Exercise material:

-=-=-=-=-

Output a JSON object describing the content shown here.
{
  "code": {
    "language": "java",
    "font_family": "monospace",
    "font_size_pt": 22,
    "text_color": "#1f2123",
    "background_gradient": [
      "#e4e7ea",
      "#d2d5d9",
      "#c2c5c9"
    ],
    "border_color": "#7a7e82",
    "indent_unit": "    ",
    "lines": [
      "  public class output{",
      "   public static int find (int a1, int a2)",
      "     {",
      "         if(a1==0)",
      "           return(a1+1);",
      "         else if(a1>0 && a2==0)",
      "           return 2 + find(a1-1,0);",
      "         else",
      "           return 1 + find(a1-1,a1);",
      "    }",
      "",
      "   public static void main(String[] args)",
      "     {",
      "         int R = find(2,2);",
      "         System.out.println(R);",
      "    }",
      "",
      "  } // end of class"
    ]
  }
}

-=-=-=-=-

Retype every record above exactly as it appears.

Output a JSON object describing the content shown here.
{
  "code": {
    "language": "java",
    "font_family": "monospace",
    "font_size_pt": 22,
    "text_color": "#1f2123",
    "background_gradient": [
      "#e4e7ea",
      "#d2d5d9",
      "#c2c5c9"
    ],
    "border_color": "#7a7e82",
    "indent_unit": "    ",
    "lines": [
      "  public class output{",
      "   public static int find (int a1, int a2)",
      "     {",
      "         if(a1==0)",
      "           return(a1+1);",
      "         else if(a1>0 && a2==0)",
      "           return 2 + find(a1-1,0);",
      "         else",
      "           return 1 + find(a1-1,a1);",
      "    }",
      "",
      "   public static void main(String[] args)",
      "     {",
      "         int R = find(2,2);",
      "         System.out.println(R);",
      "    }",
      "",
      "  } // end of class"
    ]
  }
}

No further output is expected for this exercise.